*What is needed*: From the listing below, pick out each line with the word "number".

Collected data

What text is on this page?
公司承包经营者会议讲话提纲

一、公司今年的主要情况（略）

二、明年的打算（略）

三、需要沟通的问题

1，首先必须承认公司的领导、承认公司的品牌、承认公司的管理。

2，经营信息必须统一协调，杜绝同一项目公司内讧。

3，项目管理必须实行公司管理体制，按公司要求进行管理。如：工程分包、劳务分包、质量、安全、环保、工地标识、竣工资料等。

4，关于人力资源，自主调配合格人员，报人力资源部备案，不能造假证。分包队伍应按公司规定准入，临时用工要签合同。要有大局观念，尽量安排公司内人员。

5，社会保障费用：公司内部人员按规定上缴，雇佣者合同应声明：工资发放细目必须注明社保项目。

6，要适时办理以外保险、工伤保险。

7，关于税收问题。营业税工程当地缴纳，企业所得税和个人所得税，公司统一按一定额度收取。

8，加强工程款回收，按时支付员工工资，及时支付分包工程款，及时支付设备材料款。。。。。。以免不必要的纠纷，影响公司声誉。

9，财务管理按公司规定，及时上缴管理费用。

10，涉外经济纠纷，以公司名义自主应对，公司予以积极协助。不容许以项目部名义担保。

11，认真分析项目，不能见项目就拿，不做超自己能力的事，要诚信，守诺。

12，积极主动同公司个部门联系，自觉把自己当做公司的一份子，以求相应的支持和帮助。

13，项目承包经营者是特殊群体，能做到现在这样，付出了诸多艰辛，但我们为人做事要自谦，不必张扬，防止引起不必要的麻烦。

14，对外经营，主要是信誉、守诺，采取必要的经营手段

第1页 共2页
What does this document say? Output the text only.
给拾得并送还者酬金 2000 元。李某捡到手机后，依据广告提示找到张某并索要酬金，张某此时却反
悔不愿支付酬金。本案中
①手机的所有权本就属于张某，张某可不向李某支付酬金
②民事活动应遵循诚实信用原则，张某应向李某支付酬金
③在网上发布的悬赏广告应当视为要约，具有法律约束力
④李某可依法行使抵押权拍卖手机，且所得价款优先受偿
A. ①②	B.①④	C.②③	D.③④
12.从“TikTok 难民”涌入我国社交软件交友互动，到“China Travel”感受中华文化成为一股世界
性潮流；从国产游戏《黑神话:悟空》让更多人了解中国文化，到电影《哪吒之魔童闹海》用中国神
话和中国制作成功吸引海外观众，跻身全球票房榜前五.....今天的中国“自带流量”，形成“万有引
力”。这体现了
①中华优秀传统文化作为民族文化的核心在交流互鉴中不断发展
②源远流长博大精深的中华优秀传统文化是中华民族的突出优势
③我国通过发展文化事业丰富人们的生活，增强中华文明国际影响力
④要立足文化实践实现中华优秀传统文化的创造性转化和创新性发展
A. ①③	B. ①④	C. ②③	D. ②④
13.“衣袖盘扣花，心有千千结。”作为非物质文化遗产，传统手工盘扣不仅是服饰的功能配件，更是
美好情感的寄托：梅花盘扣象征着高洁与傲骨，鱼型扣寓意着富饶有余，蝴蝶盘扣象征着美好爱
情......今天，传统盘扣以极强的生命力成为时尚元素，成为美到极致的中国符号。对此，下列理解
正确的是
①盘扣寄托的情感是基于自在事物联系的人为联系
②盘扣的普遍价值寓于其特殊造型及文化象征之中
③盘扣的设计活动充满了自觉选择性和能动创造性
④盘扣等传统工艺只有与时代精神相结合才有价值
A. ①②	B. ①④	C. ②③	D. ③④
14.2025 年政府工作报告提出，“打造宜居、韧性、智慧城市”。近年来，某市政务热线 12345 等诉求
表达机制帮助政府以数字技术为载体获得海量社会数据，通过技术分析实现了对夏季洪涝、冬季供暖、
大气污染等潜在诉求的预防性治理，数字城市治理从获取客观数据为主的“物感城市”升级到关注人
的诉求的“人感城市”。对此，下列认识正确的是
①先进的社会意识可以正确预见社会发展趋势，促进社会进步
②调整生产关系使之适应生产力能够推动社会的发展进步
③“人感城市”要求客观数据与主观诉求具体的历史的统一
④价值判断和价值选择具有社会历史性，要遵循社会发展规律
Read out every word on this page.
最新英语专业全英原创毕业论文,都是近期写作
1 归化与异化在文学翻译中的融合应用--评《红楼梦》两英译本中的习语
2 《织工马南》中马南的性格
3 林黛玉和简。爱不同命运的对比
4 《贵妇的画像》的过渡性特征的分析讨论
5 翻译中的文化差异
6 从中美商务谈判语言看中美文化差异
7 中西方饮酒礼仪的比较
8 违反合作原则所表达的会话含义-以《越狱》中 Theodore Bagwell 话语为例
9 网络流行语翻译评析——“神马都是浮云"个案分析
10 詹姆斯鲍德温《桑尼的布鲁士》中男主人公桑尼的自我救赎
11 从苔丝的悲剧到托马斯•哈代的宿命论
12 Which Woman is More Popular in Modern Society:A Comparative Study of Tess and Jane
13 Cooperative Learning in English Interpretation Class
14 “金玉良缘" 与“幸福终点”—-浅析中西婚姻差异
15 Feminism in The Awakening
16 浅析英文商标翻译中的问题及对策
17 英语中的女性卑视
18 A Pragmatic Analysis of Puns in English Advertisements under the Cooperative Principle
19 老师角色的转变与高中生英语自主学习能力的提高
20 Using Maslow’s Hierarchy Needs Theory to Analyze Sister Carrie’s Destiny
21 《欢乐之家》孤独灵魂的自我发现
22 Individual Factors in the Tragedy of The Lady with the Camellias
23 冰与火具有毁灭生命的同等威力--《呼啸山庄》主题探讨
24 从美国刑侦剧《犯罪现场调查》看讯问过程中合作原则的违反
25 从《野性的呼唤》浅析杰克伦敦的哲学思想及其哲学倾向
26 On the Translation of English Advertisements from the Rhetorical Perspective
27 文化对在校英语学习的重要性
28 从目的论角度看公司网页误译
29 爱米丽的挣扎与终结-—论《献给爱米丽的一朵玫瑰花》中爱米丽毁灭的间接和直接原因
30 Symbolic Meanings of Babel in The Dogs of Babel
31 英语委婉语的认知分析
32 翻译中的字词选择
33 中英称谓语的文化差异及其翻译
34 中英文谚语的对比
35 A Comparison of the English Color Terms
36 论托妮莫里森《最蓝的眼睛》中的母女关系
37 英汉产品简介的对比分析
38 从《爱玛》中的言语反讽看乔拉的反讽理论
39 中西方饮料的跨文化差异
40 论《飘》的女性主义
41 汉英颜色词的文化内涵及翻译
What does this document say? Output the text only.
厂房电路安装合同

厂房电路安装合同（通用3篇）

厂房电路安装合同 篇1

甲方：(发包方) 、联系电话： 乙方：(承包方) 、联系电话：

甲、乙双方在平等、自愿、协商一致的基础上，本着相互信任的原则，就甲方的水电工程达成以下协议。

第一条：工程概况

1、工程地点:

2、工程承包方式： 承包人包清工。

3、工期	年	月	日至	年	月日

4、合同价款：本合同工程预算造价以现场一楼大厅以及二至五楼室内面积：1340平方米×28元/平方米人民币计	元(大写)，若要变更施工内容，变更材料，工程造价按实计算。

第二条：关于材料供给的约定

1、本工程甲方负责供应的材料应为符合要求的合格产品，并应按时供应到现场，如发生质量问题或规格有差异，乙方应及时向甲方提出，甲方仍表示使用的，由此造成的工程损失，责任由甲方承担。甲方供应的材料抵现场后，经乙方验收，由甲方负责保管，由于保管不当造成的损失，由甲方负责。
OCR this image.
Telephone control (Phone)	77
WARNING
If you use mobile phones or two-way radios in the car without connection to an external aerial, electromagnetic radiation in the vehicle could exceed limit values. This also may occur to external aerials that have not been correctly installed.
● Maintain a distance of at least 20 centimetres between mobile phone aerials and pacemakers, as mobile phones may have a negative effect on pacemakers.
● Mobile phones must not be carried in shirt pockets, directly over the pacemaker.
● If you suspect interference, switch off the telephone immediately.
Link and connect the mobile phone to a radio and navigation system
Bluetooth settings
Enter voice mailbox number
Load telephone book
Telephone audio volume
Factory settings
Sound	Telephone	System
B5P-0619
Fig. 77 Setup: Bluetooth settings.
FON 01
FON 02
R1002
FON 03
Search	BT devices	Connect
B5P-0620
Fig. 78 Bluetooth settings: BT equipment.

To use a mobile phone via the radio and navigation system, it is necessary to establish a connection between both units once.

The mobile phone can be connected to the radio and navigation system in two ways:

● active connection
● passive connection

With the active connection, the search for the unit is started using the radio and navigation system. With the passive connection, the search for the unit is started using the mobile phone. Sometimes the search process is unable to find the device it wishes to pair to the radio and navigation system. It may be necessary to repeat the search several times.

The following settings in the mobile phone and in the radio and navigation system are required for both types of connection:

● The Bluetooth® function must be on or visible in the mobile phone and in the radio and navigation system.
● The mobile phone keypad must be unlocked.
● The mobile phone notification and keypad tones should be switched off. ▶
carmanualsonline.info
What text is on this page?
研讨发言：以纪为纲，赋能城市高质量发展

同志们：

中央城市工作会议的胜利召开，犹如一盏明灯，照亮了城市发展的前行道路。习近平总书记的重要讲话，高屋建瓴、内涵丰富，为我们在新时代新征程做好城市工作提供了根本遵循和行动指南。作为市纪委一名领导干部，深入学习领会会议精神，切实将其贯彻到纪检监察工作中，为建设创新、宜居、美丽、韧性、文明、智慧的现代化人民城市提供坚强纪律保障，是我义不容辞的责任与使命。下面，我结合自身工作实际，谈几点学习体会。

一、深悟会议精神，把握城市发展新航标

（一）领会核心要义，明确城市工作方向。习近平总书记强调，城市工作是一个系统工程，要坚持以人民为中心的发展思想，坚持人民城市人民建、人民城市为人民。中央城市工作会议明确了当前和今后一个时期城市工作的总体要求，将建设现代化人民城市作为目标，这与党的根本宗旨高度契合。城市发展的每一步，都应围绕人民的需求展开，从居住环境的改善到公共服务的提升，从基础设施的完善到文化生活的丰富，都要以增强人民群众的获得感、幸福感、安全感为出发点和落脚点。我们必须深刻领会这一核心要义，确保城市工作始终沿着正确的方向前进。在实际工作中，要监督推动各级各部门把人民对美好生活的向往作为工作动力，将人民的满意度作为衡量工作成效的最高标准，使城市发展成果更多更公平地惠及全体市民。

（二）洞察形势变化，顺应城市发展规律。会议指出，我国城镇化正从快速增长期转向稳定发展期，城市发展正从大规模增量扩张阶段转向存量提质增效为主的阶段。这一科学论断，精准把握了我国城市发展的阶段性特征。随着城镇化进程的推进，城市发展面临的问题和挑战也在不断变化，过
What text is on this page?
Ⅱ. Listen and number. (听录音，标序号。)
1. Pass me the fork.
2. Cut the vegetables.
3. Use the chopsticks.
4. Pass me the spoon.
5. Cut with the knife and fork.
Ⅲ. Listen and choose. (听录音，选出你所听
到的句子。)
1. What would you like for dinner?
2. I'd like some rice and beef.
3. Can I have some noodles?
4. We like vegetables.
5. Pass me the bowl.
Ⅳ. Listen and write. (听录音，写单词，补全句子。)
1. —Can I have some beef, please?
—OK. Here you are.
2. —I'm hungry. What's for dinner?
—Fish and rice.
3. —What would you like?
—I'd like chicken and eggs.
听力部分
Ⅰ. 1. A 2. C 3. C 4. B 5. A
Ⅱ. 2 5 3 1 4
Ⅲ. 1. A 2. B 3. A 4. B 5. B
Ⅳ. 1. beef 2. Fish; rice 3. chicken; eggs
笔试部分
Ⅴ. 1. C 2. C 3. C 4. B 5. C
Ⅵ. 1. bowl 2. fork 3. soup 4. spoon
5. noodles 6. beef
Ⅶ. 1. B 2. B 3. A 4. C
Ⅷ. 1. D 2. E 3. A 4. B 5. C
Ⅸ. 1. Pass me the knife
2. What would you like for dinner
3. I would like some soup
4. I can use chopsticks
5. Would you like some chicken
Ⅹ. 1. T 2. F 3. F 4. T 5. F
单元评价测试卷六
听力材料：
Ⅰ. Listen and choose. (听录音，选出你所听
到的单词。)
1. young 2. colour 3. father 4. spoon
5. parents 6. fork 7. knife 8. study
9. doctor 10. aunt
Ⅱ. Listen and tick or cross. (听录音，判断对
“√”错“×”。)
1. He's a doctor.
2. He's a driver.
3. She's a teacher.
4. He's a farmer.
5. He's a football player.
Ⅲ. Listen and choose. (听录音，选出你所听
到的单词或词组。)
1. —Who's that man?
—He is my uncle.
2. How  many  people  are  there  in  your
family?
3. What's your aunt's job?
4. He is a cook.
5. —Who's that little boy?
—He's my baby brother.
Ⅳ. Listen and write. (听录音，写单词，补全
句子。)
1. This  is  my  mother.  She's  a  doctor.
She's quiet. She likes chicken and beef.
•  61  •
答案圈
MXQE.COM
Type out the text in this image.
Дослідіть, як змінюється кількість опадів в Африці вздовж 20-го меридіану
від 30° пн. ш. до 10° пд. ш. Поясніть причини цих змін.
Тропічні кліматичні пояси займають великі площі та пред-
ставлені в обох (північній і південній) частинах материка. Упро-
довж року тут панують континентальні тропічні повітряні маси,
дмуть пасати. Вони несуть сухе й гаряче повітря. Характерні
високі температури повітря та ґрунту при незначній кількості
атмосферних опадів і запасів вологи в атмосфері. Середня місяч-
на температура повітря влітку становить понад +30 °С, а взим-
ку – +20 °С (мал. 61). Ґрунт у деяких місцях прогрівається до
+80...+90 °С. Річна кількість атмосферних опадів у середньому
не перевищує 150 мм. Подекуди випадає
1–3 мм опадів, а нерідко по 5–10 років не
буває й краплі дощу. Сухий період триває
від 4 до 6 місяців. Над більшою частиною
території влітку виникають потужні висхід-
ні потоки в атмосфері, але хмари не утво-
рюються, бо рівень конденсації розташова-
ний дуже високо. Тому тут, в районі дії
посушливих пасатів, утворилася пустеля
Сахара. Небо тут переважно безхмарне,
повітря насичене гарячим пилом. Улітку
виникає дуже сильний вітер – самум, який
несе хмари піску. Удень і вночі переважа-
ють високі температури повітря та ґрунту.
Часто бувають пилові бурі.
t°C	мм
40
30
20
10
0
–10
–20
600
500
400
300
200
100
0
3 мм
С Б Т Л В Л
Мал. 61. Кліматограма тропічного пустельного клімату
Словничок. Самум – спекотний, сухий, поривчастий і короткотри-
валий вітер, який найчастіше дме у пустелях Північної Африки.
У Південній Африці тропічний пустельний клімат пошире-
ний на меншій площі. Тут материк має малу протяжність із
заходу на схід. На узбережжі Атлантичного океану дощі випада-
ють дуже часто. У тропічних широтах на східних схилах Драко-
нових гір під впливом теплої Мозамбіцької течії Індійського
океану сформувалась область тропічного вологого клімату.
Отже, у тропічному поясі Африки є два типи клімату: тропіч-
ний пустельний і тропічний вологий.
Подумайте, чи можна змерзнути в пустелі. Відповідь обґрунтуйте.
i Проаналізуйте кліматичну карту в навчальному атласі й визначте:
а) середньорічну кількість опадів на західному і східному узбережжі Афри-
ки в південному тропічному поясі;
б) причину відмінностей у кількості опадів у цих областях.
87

*The output*:
Enter voice mailbox number
Ⅱ. Listen and number. (听录音，标序号。)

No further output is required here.